The task: Search the material for the string "Госгортехнадзором" and copy each line where it occurs.

Input data:
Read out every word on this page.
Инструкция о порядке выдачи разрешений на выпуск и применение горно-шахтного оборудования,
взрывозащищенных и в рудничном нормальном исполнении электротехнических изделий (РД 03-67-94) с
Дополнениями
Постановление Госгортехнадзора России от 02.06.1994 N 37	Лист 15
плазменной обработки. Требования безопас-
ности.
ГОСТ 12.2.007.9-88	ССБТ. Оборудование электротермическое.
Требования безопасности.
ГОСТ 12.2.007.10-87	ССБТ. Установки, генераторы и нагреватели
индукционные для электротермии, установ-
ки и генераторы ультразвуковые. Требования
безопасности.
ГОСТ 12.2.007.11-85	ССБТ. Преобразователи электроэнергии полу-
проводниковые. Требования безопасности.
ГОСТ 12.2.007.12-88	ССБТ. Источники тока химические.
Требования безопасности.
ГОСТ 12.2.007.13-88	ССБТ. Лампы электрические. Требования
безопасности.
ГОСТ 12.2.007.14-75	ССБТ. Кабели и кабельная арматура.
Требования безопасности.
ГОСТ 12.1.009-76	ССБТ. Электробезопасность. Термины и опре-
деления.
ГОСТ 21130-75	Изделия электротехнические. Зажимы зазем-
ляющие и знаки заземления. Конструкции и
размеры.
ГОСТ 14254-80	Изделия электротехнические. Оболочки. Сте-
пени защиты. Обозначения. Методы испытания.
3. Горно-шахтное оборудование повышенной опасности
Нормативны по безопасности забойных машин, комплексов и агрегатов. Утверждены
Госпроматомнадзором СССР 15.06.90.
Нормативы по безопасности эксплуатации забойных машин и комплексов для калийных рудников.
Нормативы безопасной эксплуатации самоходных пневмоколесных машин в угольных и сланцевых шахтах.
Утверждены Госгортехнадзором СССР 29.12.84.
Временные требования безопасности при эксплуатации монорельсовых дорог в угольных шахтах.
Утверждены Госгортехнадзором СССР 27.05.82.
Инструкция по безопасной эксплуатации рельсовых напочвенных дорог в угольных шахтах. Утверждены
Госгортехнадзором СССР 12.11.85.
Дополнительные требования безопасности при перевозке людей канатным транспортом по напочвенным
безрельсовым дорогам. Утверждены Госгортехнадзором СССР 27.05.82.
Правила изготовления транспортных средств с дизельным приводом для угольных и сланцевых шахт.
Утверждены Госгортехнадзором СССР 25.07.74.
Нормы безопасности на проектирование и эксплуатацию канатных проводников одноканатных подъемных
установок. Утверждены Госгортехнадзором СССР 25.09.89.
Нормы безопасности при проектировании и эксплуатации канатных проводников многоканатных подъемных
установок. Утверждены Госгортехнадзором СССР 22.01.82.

Finished answer:
Утверждены Госгортехнадзором СССР 29.12.84.
Утверждены Госгортехнадзором СССР 27.05.82.
Госгортехнадзором СССР 12.11.85.
безрельсовым дорогам. Утверждены Госгортехнадзором СССР 27.05.82.
Утверждены Госгортехнадзором СССР 25.07.74.
установок. Утверждены Госгортехнадзором СССР 25.09.89.
установок. Утверждены Госгортехнадзором СССР 22.01.82.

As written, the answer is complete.